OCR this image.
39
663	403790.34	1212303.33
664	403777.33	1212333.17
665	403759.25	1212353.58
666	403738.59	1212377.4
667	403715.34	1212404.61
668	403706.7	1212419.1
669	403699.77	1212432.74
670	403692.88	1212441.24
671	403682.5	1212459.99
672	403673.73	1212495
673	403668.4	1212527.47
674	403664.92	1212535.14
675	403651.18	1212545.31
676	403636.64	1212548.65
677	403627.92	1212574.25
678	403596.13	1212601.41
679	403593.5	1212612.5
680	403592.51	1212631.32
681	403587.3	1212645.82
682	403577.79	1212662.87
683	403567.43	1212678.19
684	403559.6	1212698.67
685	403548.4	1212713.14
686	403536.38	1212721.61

_REQUEST_. Print the material above once more, exactly.

_COMPLETE OUTPUT_.
OCR this image.
39
663	403790.34	1212303.33
664	403777.33	1212333.17
665	403759.25	1212353.58
666	403738.59	1212377.4
667	403715.34	1212404.61
668	403706.7	1212419.1
669	403699.77	1212432.74
670	403692.88	1212441.24
671	403682.5	1212459.99
672	403673.73	1212495
673	403668.4	1212527.47
674	403664.92	1212535.14
675	403651.18	1212545.31
676	403636.64	1212548.65
677	403627.92	1212574.25
678	403596.13	1212601.41
679	403593.5	1212612.5
680	403592.51	1212631.32
681	403587.3	1212645.82
682	403577.79	1212662.87
683	403567.43	1212678.19
684	403559.6	1212698.67
685	403548.4	1212713.14
686	403536.38	1212721.61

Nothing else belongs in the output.